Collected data
——————————
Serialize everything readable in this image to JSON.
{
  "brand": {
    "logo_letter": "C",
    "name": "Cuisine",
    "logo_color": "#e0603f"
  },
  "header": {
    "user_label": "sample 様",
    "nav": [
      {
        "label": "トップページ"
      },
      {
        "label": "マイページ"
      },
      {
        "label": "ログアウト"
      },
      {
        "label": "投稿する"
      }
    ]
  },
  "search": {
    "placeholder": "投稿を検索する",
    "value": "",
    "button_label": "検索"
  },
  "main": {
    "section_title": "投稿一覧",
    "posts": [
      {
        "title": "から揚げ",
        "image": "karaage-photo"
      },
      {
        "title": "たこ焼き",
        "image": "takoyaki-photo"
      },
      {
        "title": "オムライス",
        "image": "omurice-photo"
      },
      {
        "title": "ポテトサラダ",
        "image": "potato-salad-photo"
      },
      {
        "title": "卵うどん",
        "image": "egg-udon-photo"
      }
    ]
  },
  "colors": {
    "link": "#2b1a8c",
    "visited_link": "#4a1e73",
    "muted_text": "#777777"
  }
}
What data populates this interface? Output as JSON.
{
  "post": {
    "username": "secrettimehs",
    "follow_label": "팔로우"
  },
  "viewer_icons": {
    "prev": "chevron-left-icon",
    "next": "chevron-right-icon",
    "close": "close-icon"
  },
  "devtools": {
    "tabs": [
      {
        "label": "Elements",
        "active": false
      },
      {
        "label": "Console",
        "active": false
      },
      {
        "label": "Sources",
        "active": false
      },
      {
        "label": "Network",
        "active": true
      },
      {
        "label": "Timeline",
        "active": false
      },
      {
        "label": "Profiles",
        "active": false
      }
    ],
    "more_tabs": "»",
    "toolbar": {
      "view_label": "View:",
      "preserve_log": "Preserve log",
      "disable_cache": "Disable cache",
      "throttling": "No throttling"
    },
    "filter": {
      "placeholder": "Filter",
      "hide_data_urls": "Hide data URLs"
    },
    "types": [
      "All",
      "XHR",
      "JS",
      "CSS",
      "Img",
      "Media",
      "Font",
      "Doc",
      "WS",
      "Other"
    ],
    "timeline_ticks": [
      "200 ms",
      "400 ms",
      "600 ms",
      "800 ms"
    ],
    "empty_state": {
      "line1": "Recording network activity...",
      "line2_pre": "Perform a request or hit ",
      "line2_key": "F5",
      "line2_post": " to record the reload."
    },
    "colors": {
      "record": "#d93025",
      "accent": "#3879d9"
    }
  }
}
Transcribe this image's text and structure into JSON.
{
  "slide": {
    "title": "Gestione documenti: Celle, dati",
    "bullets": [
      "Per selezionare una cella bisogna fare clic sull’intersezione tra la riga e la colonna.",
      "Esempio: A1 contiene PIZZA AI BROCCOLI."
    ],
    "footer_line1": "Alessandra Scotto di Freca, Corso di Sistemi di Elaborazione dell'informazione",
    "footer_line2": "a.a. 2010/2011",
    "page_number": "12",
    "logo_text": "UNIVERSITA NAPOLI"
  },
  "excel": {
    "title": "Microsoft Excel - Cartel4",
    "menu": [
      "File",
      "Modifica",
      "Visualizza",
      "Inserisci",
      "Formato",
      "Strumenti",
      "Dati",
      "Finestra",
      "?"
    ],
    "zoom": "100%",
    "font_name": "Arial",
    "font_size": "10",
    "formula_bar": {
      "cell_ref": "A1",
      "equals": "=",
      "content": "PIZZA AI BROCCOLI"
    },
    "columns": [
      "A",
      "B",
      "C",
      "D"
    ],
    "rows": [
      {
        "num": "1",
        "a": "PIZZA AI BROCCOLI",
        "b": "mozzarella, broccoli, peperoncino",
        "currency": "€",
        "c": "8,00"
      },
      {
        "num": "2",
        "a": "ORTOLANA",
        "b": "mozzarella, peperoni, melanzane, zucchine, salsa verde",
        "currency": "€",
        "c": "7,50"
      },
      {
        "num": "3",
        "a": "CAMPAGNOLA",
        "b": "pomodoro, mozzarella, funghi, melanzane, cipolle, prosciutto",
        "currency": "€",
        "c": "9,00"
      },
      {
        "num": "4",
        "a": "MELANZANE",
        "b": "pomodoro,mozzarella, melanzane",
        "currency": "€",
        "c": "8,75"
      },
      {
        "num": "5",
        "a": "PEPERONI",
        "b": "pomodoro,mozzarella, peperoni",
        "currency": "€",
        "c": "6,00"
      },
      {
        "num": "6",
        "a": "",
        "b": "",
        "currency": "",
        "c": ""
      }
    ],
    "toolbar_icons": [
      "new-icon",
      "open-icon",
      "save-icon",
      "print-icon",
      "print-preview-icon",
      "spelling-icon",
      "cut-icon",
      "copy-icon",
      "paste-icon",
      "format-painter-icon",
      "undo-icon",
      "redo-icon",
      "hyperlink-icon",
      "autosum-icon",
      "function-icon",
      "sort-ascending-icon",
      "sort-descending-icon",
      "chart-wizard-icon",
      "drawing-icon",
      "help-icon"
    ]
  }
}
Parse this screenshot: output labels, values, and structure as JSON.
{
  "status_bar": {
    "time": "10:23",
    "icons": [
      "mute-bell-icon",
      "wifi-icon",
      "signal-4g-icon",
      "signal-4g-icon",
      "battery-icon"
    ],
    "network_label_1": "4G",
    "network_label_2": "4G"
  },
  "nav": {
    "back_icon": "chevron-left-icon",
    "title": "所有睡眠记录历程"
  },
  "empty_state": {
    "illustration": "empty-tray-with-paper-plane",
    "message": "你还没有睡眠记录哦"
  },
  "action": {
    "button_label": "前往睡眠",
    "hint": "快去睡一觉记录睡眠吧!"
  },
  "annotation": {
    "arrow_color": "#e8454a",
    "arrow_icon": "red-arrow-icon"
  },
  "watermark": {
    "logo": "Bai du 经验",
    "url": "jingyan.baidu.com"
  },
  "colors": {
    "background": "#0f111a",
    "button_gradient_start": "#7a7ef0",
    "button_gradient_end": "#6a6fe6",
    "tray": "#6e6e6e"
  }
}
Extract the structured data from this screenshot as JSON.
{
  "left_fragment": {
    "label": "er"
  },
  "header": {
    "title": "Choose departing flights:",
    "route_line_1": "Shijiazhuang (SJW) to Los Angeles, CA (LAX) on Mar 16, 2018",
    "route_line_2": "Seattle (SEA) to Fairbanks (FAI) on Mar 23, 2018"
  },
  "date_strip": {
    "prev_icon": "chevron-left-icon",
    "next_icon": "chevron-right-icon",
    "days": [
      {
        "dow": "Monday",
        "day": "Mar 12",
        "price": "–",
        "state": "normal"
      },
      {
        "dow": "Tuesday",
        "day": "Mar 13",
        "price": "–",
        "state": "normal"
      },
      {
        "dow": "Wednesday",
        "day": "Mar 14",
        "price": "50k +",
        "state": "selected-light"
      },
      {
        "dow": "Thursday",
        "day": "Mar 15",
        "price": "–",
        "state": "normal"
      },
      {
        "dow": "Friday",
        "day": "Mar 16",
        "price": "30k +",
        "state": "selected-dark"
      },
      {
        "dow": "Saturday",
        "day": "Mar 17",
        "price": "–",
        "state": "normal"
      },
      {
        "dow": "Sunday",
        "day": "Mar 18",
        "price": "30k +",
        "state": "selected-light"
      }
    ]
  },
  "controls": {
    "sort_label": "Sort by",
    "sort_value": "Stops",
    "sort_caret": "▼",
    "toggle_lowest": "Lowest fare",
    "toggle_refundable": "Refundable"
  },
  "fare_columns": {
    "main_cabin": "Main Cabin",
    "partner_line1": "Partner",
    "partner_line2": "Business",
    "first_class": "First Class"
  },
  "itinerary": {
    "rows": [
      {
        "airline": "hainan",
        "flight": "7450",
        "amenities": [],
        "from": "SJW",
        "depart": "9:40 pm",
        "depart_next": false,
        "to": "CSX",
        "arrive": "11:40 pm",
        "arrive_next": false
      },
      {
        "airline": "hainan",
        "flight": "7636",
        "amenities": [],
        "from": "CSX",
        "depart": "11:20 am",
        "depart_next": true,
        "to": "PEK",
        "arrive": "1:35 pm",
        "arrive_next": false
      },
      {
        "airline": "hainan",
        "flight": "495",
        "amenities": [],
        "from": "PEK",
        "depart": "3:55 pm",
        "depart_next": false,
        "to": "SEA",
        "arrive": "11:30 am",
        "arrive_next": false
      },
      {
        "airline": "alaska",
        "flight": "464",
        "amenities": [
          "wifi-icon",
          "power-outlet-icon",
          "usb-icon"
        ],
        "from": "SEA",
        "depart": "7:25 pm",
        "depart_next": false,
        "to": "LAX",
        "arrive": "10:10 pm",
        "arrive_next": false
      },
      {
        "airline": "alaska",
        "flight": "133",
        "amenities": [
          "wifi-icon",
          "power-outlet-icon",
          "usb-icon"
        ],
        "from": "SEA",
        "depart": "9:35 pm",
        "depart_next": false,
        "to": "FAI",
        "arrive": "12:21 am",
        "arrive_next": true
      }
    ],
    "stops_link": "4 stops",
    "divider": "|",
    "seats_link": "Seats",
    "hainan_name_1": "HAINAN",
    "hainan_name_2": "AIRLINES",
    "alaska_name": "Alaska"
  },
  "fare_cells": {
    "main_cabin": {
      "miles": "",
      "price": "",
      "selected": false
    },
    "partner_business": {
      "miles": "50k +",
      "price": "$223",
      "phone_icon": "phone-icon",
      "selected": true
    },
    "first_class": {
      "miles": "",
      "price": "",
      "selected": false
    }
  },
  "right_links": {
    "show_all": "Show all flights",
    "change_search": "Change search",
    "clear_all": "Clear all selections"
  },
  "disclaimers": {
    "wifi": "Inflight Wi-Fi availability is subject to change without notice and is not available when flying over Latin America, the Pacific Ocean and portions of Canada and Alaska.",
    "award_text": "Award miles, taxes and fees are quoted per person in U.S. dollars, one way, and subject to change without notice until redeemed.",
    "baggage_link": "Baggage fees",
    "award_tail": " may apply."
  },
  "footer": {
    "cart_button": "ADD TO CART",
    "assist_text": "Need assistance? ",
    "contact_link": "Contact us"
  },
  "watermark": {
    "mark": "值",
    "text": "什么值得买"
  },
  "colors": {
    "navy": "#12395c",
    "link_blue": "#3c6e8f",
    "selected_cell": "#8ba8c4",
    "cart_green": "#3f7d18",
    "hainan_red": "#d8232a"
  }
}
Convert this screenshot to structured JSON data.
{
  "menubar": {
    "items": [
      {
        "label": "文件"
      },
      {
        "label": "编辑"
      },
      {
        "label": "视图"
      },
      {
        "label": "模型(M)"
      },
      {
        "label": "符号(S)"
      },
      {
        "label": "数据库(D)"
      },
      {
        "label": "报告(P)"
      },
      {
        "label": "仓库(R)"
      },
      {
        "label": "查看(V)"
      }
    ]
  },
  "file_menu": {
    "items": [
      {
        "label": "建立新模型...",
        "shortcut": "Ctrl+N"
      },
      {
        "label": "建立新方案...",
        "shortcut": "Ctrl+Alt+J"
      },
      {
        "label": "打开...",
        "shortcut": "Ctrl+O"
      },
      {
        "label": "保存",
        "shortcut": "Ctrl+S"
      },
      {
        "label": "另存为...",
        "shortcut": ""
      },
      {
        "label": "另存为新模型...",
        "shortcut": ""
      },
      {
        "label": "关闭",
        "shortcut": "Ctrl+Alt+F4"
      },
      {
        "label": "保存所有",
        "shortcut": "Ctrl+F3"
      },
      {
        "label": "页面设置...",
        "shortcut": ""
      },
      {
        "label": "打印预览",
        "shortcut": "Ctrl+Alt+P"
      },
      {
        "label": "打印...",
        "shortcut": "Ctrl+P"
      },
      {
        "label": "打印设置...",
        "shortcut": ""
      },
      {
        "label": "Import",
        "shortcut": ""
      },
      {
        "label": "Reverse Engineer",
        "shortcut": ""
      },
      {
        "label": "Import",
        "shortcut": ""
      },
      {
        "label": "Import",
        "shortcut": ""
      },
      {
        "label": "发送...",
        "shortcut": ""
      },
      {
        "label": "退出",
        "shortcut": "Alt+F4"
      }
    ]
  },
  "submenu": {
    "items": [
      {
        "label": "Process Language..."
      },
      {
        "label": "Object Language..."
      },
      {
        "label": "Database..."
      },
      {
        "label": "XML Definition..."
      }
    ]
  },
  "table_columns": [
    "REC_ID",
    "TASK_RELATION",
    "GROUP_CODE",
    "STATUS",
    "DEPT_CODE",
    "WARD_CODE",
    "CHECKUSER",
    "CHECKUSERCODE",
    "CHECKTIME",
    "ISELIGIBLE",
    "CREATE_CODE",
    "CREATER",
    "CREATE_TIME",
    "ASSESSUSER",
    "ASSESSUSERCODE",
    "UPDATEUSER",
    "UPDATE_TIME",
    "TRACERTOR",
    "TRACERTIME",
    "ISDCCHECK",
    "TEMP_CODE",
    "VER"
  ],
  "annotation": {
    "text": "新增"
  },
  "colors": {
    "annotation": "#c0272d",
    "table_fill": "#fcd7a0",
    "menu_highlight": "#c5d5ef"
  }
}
——————————
• [Directions for this task]
Looking at the data above, how many lines hold the word "miles"? Respond with the number alone.

• [Exercise answer]
4